- [Your goal] Please retype the records below exactly, leaving out any pictures.

-- start Dataset entries --

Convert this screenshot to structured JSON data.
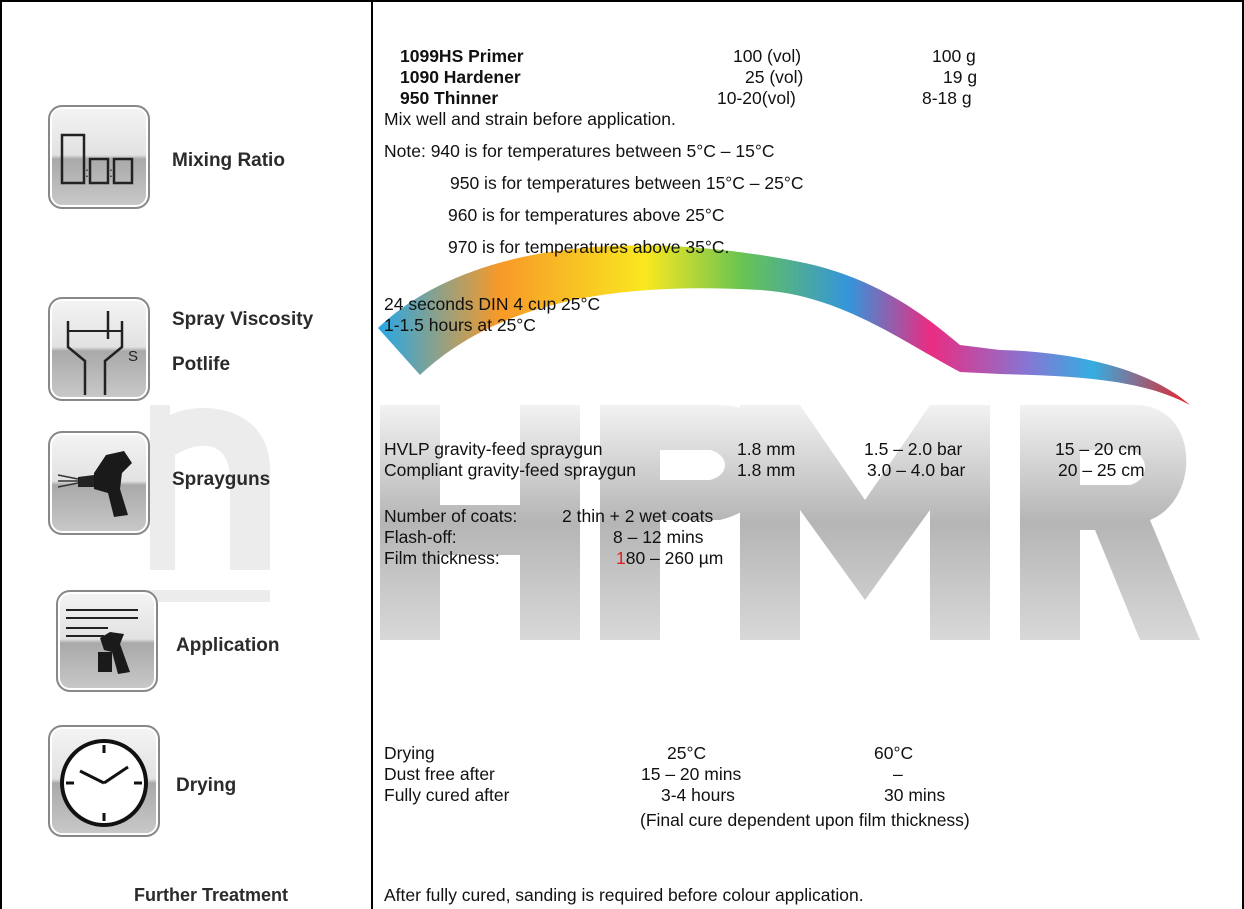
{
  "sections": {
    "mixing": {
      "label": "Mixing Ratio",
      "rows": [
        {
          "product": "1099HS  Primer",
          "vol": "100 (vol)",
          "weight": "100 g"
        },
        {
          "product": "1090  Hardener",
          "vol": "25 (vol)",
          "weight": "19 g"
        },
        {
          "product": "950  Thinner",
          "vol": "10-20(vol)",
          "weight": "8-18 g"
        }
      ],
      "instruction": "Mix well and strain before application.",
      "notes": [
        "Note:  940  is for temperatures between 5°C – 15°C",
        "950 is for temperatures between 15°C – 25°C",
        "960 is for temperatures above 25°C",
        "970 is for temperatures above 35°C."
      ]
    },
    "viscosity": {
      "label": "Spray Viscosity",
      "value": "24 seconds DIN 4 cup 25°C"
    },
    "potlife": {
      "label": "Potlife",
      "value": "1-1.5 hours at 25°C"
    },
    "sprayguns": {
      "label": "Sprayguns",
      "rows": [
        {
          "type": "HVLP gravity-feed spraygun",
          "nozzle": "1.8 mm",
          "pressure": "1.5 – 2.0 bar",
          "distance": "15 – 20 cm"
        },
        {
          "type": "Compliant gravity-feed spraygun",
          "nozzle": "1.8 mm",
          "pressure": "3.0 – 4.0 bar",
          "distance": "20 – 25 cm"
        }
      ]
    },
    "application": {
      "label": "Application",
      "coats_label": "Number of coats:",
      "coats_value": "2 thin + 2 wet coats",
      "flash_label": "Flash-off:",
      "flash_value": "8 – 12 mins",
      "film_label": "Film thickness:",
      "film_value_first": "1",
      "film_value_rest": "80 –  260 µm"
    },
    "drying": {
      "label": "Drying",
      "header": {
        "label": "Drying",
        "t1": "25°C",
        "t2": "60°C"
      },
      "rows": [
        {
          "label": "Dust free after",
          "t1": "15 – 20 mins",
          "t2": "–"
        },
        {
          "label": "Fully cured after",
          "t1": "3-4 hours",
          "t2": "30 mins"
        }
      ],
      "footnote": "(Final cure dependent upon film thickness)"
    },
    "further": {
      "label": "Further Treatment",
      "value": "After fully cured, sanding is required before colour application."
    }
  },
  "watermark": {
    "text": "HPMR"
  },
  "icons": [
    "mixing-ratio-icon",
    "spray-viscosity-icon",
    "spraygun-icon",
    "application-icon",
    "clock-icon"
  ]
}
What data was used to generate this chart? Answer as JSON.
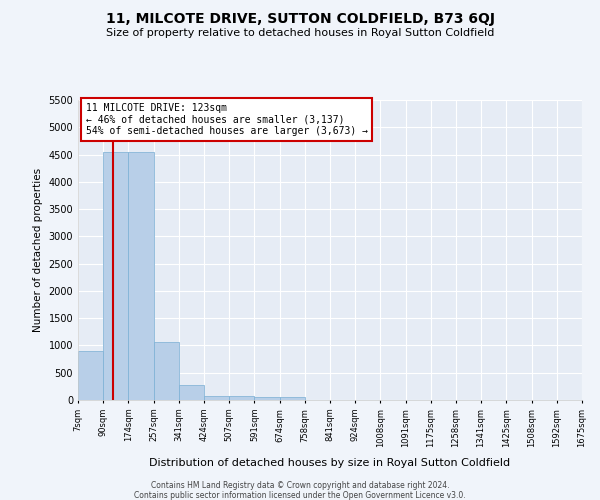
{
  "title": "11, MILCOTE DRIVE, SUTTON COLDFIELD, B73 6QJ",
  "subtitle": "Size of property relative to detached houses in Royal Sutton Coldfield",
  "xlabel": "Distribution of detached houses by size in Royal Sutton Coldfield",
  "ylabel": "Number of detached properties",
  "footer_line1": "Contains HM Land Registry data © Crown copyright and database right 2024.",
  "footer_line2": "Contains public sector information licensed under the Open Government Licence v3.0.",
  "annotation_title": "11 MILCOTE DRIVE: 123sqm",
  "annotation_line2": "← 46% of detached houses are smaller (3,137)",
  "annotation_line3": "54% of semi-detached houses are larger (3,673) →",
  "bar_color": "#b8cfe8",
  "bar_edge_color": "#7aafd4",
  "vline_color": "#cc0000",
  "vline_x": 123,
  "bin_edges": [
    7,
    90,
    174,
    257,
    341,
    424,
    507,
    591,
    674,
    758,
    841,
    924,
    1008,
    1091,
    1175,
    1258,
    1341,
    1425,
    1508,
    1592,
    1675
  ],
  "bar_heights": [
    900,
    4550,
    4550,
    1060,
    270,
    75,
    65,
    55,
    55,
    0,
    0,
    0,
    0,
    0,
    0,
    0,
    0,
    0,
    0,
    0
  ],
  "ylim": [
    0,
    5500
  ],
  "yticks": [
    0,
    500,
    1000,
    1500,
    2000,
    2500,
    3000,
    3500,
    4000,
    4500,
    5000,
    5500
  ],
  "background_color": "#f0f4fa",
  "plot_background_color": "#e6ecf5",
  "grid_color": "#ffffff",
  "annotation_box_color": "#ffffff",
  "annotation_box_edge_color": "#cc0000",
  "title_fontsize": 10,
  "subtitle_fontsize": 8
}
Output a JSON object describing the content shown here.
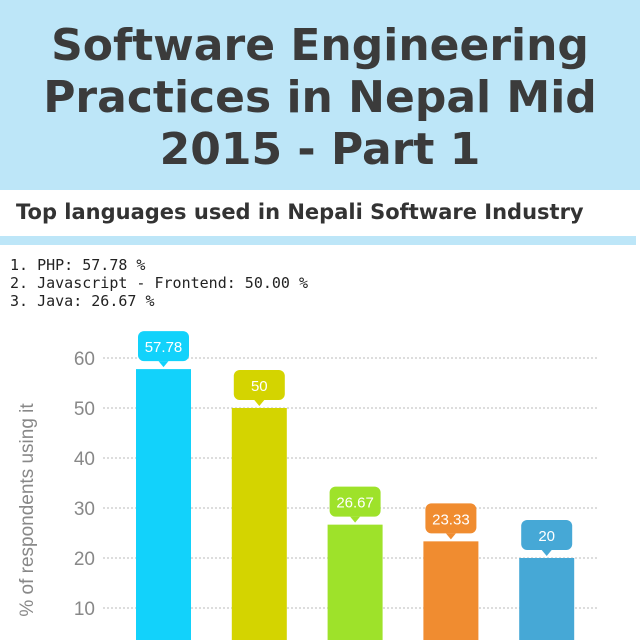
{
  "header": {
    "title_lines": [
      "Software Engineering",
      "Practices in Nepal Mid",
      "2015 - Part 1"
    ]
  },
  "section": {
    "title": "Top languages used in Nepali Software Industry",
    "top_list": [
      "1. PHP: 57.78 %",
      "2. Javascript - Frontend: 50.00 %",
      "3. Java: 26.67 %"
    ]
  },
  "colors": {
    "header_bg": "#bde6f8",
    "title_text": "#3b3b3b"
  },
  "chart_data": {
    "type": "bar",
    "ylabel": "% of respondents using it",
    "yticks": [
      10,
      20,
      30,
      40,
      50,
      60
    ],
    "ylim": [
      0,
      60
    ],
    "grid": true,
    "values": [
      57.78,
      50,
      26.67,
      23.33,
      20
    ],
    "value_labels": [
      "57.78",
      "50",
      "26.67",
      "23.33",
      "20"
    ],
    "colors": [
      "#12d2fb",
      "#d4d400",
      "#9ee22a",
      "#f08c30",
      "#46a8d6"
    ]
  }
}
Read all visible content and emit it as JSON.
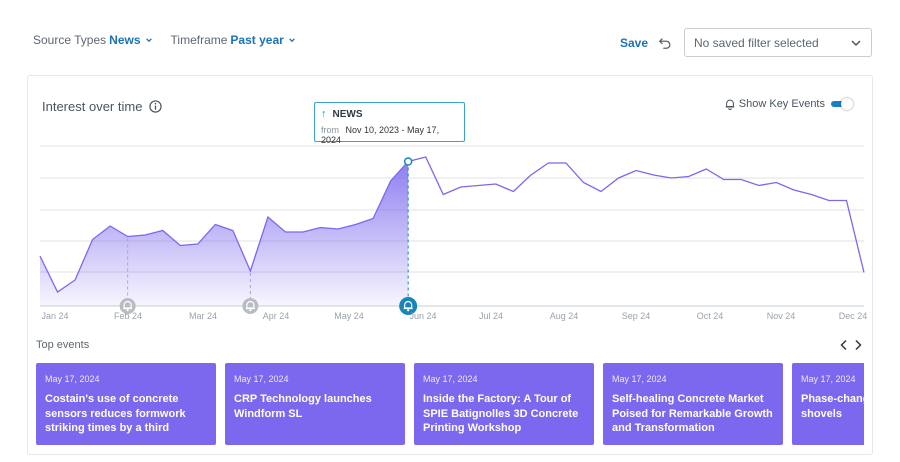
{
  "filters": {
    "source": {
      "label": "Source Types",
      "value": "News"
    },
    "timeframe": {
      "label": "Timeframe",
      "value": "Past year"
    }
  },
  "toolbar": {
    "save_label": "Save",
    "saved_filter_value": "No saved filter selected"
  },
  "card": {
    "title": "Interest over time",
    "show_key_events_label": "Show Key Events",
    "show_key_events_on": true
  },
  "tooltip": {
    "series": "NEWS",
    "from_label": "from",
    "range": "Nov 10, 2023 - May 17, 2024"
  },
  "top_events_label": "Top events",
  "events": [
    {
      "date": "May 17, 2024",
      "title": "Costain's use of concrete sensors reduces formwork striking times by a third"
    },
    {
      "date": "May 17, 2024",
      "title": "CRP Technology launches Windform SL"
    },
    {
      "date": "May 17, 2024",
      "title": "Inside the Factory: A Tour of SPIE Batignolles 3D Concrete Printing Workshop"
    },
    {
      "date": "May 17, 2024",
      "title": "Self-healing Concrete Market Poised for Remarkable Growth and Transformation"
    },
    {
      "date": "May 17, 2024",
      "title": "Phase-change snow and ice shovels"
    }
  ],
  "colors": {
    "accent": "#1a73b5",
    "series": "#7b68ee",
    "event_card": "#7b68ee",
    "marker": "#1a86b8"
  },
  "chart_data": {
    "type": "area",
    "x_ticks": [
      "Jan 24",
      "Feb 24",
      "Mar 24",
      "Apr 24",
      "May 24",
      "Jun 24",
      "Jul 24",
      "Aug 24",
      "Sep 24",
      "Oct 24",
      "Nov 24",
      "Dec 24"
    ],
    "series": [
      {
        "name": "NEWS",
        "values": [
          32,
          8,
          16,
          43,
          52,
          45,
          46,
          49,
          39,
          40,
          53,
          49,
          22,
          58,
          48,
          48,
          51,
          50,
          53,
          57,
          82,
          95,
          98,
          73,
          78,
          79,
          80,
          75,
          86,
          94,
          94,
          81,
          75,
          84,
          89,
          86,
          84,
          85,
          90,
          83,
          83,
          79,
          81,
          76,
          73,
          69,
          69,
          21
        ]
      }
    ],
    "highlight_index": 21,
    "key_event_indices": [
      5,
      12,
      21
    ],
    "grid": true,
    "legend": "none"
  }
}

-- end Dataset entries --

- [Exercise result]
Convert this screenshot to structured JSON data.
{
  "sections": {
    "mixing": {
      "label": "Mixing Ratio",
      "rows": [
        {
          "product": "1099HS  Primer",
          "vol": "100 (vol)",
          "weight": "100 g"
        },
        {
          "product": "1090  Hardener",
          "vol": "25 (vol)",
          "weight": "19 g"
        },
        {
          "product": "950  Thinner",
          "vol": "10-20(vol)",
          "weight": "8-18 g"
        }
      ],
      "instruction": "Mix well and strain before application.",
      "notes": [
        "Note:  940  is for temperatures between 5°C – 15°C",
        "950 is for temperatures between 15°C – 25°C",
        "960 is for temperatures above 25°C",
        "970 is for temperatures above 35°C."
      ]
    },
    "viscosity": {
      "label": "Spray Viscosity",
      "value": "24 seconds DIN 4 cup 25°C"
    },
    "potlife": {
      "label": "Potlife",
      "value": "1-1.5 hours at 25°C"
    },
    "sprayguns": {
      "label": "Sprayguns",
      "rows": [
        {
          "type": "HVLP gravity-feed spraygun",
          "nozzle": "1.8 mm",
          "pressure": "1.5 – 2.0 bar",
          "distance": "15 – 20 cm"
        },
        {
          "type": "Compliant gravity-feed spraygun",
          "nozzle": "1.8 mm",
          "pressure": "3.0 – 4.0 bar",
          "distance": "20 – 25 cm"
        }
      ]
    },
    "application": {
      "label": "Application",
      "coats_label": "Number of coats:",
      "coats_value": "2 thin + 2 wet coats",
      "flash_label": "Flash-off:",
      "flash_value": "8 – 12 mins",
      "film_label": "Film thickness:",
      "film_value_first": "1",
      "film_value_rest": "80 –  260 µm"
    },
    "drying": {
      "label": "Drying",
      "header": {
        "label": "Drying",
        "t1": "25°C",
        "t2": "60°C"
      },
      "rows": [
        {
          "label": "Dust free after",
          "t1": "15 – 20 mins",
          "t2": "–"
        },
        {
          "label": "Fully cured after",
          "t1": "3-4 hours",
          "t2": "30 mins"
        }
      ],
      "footnote": "(Final cure dependent upon film thickness)"
    },
    "further": {
      "label": "Further Treatment",
      "value": "After fully cured, sanding is required before colour application."
    }
  },
  "watermark": {
    "text": "HPMR"
  },
  "icons": [
    "mixing-ratio-icon",
    "spray-viscosity-icon",
    "spraygun-icon",
    "application-icon",
    "clock-icon"
  ]
}
What data was used to generate this chart? Answer as JSON.
{
  "title": "11, MILCOTE DRIVE, SUTTON COLDFIELD, B73 6QJ",
  "subtitle": "Size of property relative to detached houses in Royal Sutton Coldfield",
  "xlabel": "Distribution of detached houses by size in Royal Sutton Coldfield",
  "ylabel": "Number of detached properties",
  "footer_line1": "Contains HM Land Registry data © Crown copyright and database right 2024.",
  "footer_line2": "Contains public sector information licensed under the Open Government Licence v3.0.",
  "annotation_title": "11 MILCOTE DRIVE: 123sqm",
  "annotation_line2": "← 46% of detached houses are smaller (3,137)",
  "annotation_line3": "54% of semi-detached houses are larger (3,673) →",
  "bar_color": "#b8cfe8",
  "bar_edge_color": "#7aafd4",
  "vline_color": "#cc0000",
  "vline_x": 123,
  "bin_edges": [
    7,
    90,
    174,
    257,
    341,
    424,
    507,
    591,
    674,
    758,
    841,
    924,
    1008,
    1091,
    1175,
    1258,
    1341,
    1425,
    1508,
    1592,
    1675
  ],
  "bar_heights": [
    900,
    4550,
    4550,
    1060,
    270,
    75,
    65,
    55,
    55,
    0,
    0,
    0,
    0,
    0,
    0,
    0,
    0,
    0,
    0,
    0
  ],
  "ylim": [
    0,
    5500
  ],
  "yticks": [
    0,
    500,
    1000,
    1500,
    2000,
    2500,
    3000,
    3500,
    4000,
    4500,
    5000,
    5500
  ],
  "background_color": "#f0f4fa",
  "plot_background_color": "#e6ecf5",
  "grid_color": "#ffffff",
  "annotation_box_color": "#ffffff",
  "annotation_box_edge_color": "#cc0000",
  "title_fontsize": 10,
  "subtitle_fontsize": 8
}
Output a JSON object describing the content shown here.
{
  "header": {
    "title_lines": [
      "Software Engineering",
      "Practices in Nepal Mid",
      "2015 - Part 1"
    ]
  },
  "section": {
    "title": "Top languages used in Nepali Software Industry",
    "top_list": [
      "1. PHP: 57.78 %",
      "2. Javascript - Frontend: 50.00 %",
      "3. Java: 26.67 %"
    ]
  },
  "colors": {
    "header_bg": "#bde6f8",
    "title_text": "#3b3b3b"
  },
  "chart_data": {
    "type": "bar",
    "ylabel": "% of respondents using it",
    "yticks": [
      10,
      20,
      30,
      40,
      50,
      60
    ],
    "ylim": [
      0,
      60
    ],
    "grid": true,
    "values": [
      57.78,
      50,
      26.67,
      23.33,
      20
    ],
    "value_labels": [
      "57.78",
      "50",
      "26.67",
      "23.33",
      "20"
    ],
    "colors": [
      "#12d2fb",
      "#d4d400",
      "#9ee22a",
      "#f08c30",
      "#46a8d6"
    ]
  }
}
Read all visible content and emit it as JSON.
{
  "filters": {
    "source": {
      "label": "Source Types",
      "value": "News"
    },
    "timeframe": {
      "label": "Timeframe",
      "value": "Past year"
    }
  },
  "toolbar": {
    "save_label": "Save",
    "saved_filter_value": "No saved filter selected"
  },
  "card": {
    "title": "Interest over time",
    "show_key_events_label": "Show Key Events",
    "show_key_events_on": true
  },
  "tooltip": {
    "series": "NEWS",
    "from_label": "from",
    "range": "Nov 10, 2023 - May 17, 2024"
  },
  "top_events_label": "Top events",
  "events": [
    {
      "date": "May 17, 2024",
      "title": "Costain's use of concrete sensors reduces formwork striking times by a third"
    },
    {
      "date": "May 17, 2024",
      "title": "CRP Technology launches Windform SL"
    },
    {
      "date": "May 17, 2024",
      "title": "Inside the Factory: A Tour of SPIE Batignolles 3D Concrete Printing Workshop"
    },
    {
      "date": "May 17, 2024",
      "title": "Self-healing Concrete Market Poised for Remarkable Growth and Transformation"
    },
    {
      "date": "May 17, 2024",
      "title": "Phase-change snow and ice shovels"
    }
  ],
  "colors": {
    "accent": "#1a73b5",
    "series": "#7b68ee",
    "event_card": "#7b68ee",
    "marker": "#1a86b8"
  },
  "chart_data": {
    "type": "area",
    "x_ticks": [
      "Jan 24",
      "Feb 24",
      "Mar 24",
      "Apr 24",
      "May 24",
      "Jun 24",
      "Jul 24",
      "Aug 24",
      "Sep 24",
      "Oct 24",
      "Nov 24",
      "Dec 24"
    ],
    "series": [
      {
        "name": "NEWS",
        "values": [
          32,
          8,
          16,
          43,
          52,
          45,
          46,
          49,
          39,
          40,
          53,
          49,
          22,
          58,
          48,
          48,
          51,
          50,
          53,
          57,
          82,
          95,
          98,
          73,
          78,
          79,
          80,
          75,
          86,
          94,
          94,
          81,
          75,
          84,
          89,
          86,
          84,
          85,
          90,
          83,
          83,
          79,
          81,
          76,
          73,
          69,
          69,
          21
        ]
      }
    ],
    "highlight_index": 21,
    "key_event_indices": [
      5,
      12,
      21
    ],
    "grid": true,
    "legend": "none"
  }
}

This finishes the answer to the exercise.